[Directive] Copy the entries below exactly. Images do not belong in the copy.

[Extracted entries]
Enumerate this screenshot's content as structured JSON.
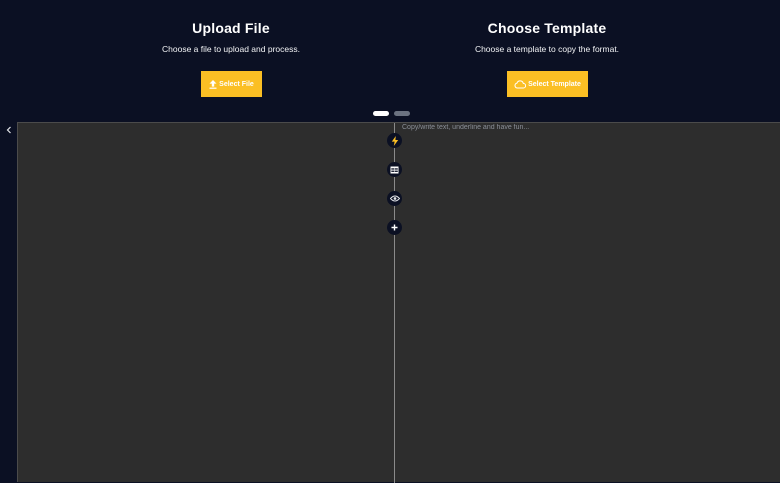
{
  "upload": {
    "title": "Upload File",
    "description": "Choose a file to upload and process.",
    "button_label": "Select File",
    "icon": "upload-icon"
  },
  "template": {
    "title": "Choose Template",
    "description": "Choose a template to copy the format.",
    "button_label": "Select Template",
    "icon": "cloud-icon"
  },
  "carousel": {
    "pages": 2,
    "active_index": 0
  },
  "sidebar": {
    "toggle_icon": "chevron-left-icon"
  },
  "editor": {
    "placeholder": "Copy/write text, underline and have fun..."
  },
  "toolbar": {
    "tools": [
      "lightning-icon",
      "table-icon",
      "eye-icon",
      "plus-icon"
    ]
  },
  "colors": {
    "accent": "#fbbf24",
    "header_bg": "#0b1023",
    "workspace_bg": "#2d2d2d",
    "tool_bg": "#0b1023"
  }
}
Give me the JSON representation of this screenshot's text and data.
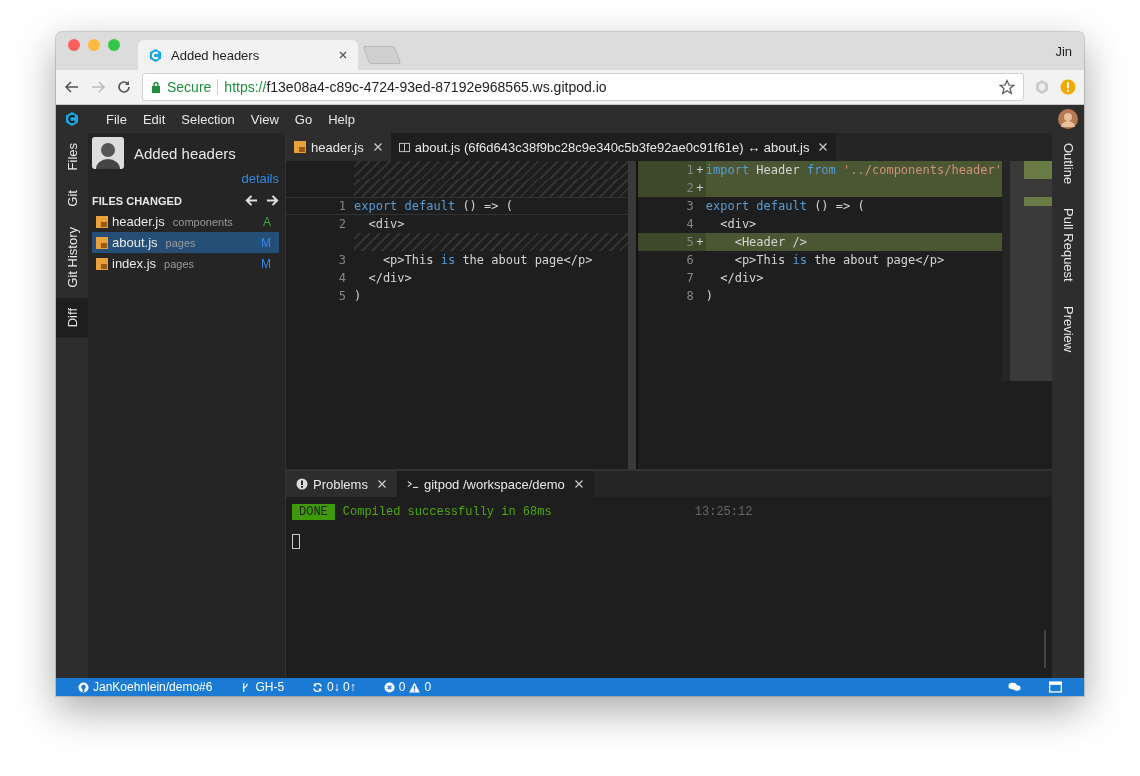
{
  "browser": {
    "tab_title": "Added headers",
    "user": "Jin",
    "secure_label": "Secure",
    "url_scheme": "https://",
    "url_rest": "f13e08a4-c89c-4724-93ed-87192e968565.ws.gitpod.io"
  },
  "menu": [
    "File",
    "Edit",
    "Selection",
    "View",
    "Go",
    "Help"
  ],
  "left_bar": [
    {
      "label": "Files",
      "selected": false
    },
    {
      "label": "Git",
      "selected": false
    },
    {
      "label": "Git History",
      "selected": false
    },
    {
      "label": "Diff",
      "selected": true
    }
  ],
  "right_bar": [
    {
      "label": "Outline"
    },
    {
      "label": "Pull Request"
    },
    {
      "label": "Preview"
    }
  ],
  "sidebar": {
    "commit_title": "Added headers",
    "details_link": "details",
    "section_title": "FILES CHANGED",
    "files": [
      {
        "name": "header.js",
        "folder": "components",
        "status": "A",
        "color": "#3fa33f",
        "selected": false
      },
      {
        "name": "about.js",
        "folder": "pages",
        "status": "M",
        "color": "#2f8ae5",
        "selected": true
      },
      {
        "name": "index.js",
        "folder": "pages",
        "status": "M",
        "color": "#2f8ae5",
        "selected": false
      }
    ]
  },
  "editor_tabs": [
    {
      "kind": "file",
      "label": "header.js",
      "selected": false
    },
    {
      "kind": "diff",
      "label": "about.js (6f6d643c38f9bc28c9e340c5b3fe92ae0c91f61e) ↔ about.js",
      "selected": true
    }
  ],
  "diff": {
    "left": [
      {
        "kind": "placeholder"
      },
      {
        "kind": "placeholder"
      },
      {
        "kind": "line",
        "number": "1",
        "current": true,
        "tokens": [
          {
            "kind": "keyword",
            "text": "export default"
          },
          {
            "kind": "plain",
            "text": " () => ("
          }
        ]
      },
      {
        "kind": "line",
        "number": "2",
        "current": false,
        "tokens": [
          {
            "kind": "plain",
            "text": "  <div>"
          }
        ]
      },
      {
        "kind": "placeholder"
      },
      {
        "kind": "line",
        "number": "3",
        "current": false,
        "tokens": [
          {
            "kind": "plain",
            "text": "    <p>This "
          },
          {
            "kind": "keyword",
            "text": "is"
          },
          {
            "kind": "plain",
            "text": " the about page</p>"
          }
        ]
      },
      {
        "kind": "line",
        "number": "4",
        "current": false,
        "tokens": [
          {
            "kind": "plain",
            "text": "  </div>"
          }
        ]
      },
      {
        "kind": "line",
        "number": "5",
        "current": false,
        "tokens": [
          {
            "kind": "plain",
            "text": ")"
          }
        ]
      }
    ],
    "right": [
      {
        "number": "1",
        "added": true,
        "mark": "+",
        "tokens": [
          {
            "kind": "keyword",
            "text": "import"
          },
          {
            "kind": "plain",
            "text": " Header "
          },
          {
            "kind": "keyword",
            "text": "from"
          },
          {
            "kind": "string",
            "text": " '../components/header'"
          }
        ]
      },
      {
        "number": "2",
        "added": true,
        "mark": "+"
      },
      {
        "number": "3",
        "added": false,
        "tokens": [
          {
            "kind": "keyword",
            "text": "export default"
          },
          {
            "kind": "plain",
            "text": " () => ("
          }
        ]
      },
      {
        "number": "4",
        "added": false,
        "tokens": [
          {
            "kind": "plain",
            "text": "  <div>"
          }
        ]
      },
      {
        "number": "5",
        "added": true,
        "mark": "+",
        "tokens": [
          {
            "kind": "plain",
            "text": "    <Header />"
          }
        ]
      },
      {
        "number": "6",
        "added": false,
        "tokens": [
          {
            "kind": "plain",
            "text": "    <p>This "
          },
          {
            "kind": "keyword",
            "text": "is"
          },
          {
            "kind": "plain",
            "text": " the about page</p>"
          }
        ]
      },
      {
        "number": "7",
        "added": false,
        "tokens": [
          {
            "kind": "plain",
            "text": "  </div>"
          }
        ]
      },
      {
        "number": "8",
        "added": false,
        "tokens": [
          {
            "kind": "plain",
            "text": ")"
          }
        ]
      }
    ]
  },
  "panel_tabs": [
    {
      "kind": "problems",
      "label": "Problems",
      "selected": false
    },
    {
      "kind": "terminal",
      "label": "gitpod /workspace/demo",
      "selected": true
    }
  ],
  "terminal": {
    "badge": "DONE",
    "message": "Compiled successfully in 68ms",
    "time": "13:25:12"
  },
  "status_bar": {
    "repo": "JanKoehnlein/demo#6",
    "branch": "GH-5",
    "sync": "0↓ 0↑",
    "errors": "0",
    "warnings": "0"
  }
}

[Answer in full]
Enumerate this screenshot's content as structured JSON.
{
  "upload": {
    "title": "Upload File",
    "description": "Choose a file to upload and process.",
    "button_label": "Select File",
    "icon": "upload-icon"
  },
  "template": {
    "title": "Choose Template",
    "description": "Choose a template to copy the format.",
    "button_label": "Select Template",
    "icon": "cloud-icon"
  },
  "carousel": {
    "pages": 2,
    "active_index": 0
  },
  "sidebar": {
    "toggle_icon": "chevron-left-icon"
  },
  "editor": {
    "placeholder": "Copy/write text, underline and have fun..."
  },
  "toolbar": {
    "tools": [
      "lightning-icon",
      "table-icon",
      "eye-icon",
      "plus-icon"
    ]
  },
  "colors": {
    "accent": "#fbbf24",
    "header_bg": "#0b1023",
    "workspace_bg": "#2d2d2d",
    "tool_bg": "#0b1023"
  }
}
Give me the JSON representation of this screenshot's text and data.
{
  "browser": {
    "tab_title": "Added headers",
    "user": "Jin",
    "secure_label": "Secure",
    "url_scheme": "https://",
    "url_rest": "f13e08a4-c89c-4724-93ed-87192e968565.ws.gitpod.io"
  },
  "menu": [
    "File",
    "Edit",
    "Selection",
    "View",
    "Go",
    "Help"
  ],
  "left_bar": [
    {
      "label": "Files",
      "selected": false
    },
    {
      "label": "Git",
      "selected": false
    },
    {
      "label": "Git History",
      "selected": false
    },
    {
      "label": "Diff",
      "selected": true
    }
  ],
  "right_bar": [
    {
      "label": "Outline"
    },
    {
      "label": "Pull Request"
    },
    {
      "label": "Preview"
    }
  ],
  "sidebar": {
    "commit_title": "Added headers",
    "details_link": "details",
    "section_title": "FILES CHANGED",
    "files": [
      {
        "name": "header.js",
        "folder": "components",
        "status": "A",
        "color": "#3fa33f",
        "selected": false
      },
      {
        "name": "about.js",
        "folder": "pages",
        "status": "M",
        "color": "#2f8ae5",
        "selected": true
      },
      {
        "name": "index.js",
        "folder": "pages",
        "status": "M",
        "color": "#2f8ae5",
        "selected": false
      }
    ]
  },
  "editor_tabs": [
    {
      "kind": "file",
      "label": "header.js",
      "selected": false
    },
    {
      "kind": "diff",
      "label": "about.js (6f6d643c38f9bc28c9e340c5b3fe92ae0c91f61e) ↔ about.js",
      "selected": true
    }
  ],
  "diff": {
    "left": [
      {
        "kind": "placeholder"
      },
      {
        "kind": "placeholder"
      },
      {
        "kind": "line",
        "number": "1",
        "current": true,
        "tokens": [
          {
            "kind": "keyword",
            "text": "export default"
          },
          {
            "kind": "plain",
            "text": " () => ("
          }
        ]
      },
      {
        "kind": "line",
        "number": "2",
        "current": false,
        "tokens": [
          {
            "kind": "plain",
            "text": "  <div>"
          }
        ]
      },
      {
        "kind": "placeholder"
      },
      {
        "kind": "line",
        "number": "3",
        "current": false,
        "tokens": [
          {
            "kind": "plain",
            "text": "    <p>This "
          },
          {
            "kind": "keyword",
            "text": "is"
          },
          {
            "kind": "plain",
            "text": " the about page</p>"
          }
        ]
      },
      {
        "kind": "line",
        "number": "4",
        "current": false,
        "tokens": [
          {
            "kind": "plain",
            "text": "  </div>"
          }
        ]
      },
      {
        "kind": "line",
        "number": "5",
        "current": false,
        "tokens": [
          {
            "kind": "plain",
            "text": ")"
          }
        ]
      }
    ],
    "right": [
      {
        "number": "1",
        "added": true,
        "mark": "+",
        "tokens": [
          {
            "kind": "keyword",
            "text": "import"
          },
          {
            "kind": "plain",
            "text": " Header "
          },
          {
            "kind": "keyword",
            "text": "from"
          },
          {
            "kind": "string",
            "text": " '../components/header'"
          }
        ]
      },
      {
        "number": "2",
        "added": true,
        "mark": "+"
      },
      {
        "number": "3",
        "added": false,
        "tokens": [
          {
            "kind": "keyword",
            "text": "export default"
          },
          {
            "kind": "plain",
            "text": " () => ("
          }
        ]
      },
      {
        "number": "4",
        "added": false,
        "tokens": [
          {
            "kind": "plain",
            "text": "  <div>"
          }
        ]
      },
      {
        "number": "5",
        "added": true,
        "mark": "+",
        "tokens": [
          {
            "kind": "plain",
            "text": "    <Header />"
          }
        ]
      },
      {
        "number": "6",
        "added": false,
        "tokens": [
          {
            "kind": "plain",
            "text": "    <p>This "
          },
          {
            "kind": "keyword",
            "text": "is"
          },
          {
            "kind": "plain",
            "text": " the about page</p>"
          }
        ]
      },
      {
        "number": "7",
        "added": false,
        "tokens": [
          {
            "kind": "plain",
            "text": "  </div>"
          }
        ]
      },
      {
        "number": "8",
        "added": false,
        "tokens": [
          {
            "kind": "plain",
            "text": ")"
          }
        ]
      }
    ]
  },
  "panel_tabs": [
    {
      "kind": "problems",
      "label": "Problems",
      "selected": false
    },
    {
      "kind": "terminal",
      "label": "gitpod /workspace/demo",
      "selected": true
    }
  ],
  "terminal": {
    "badge": "DONE",
    "message": "Compiled successfully in 68ms",
    "time": "13:25:12"
  },
  "status_bar": {
    "repo": "JanKoehnlein/demo#6",
    "branch": "GH-5",
    "sync": "0↓ 0↑",
    "errors": "0",
    "warnings": "0"
  }
}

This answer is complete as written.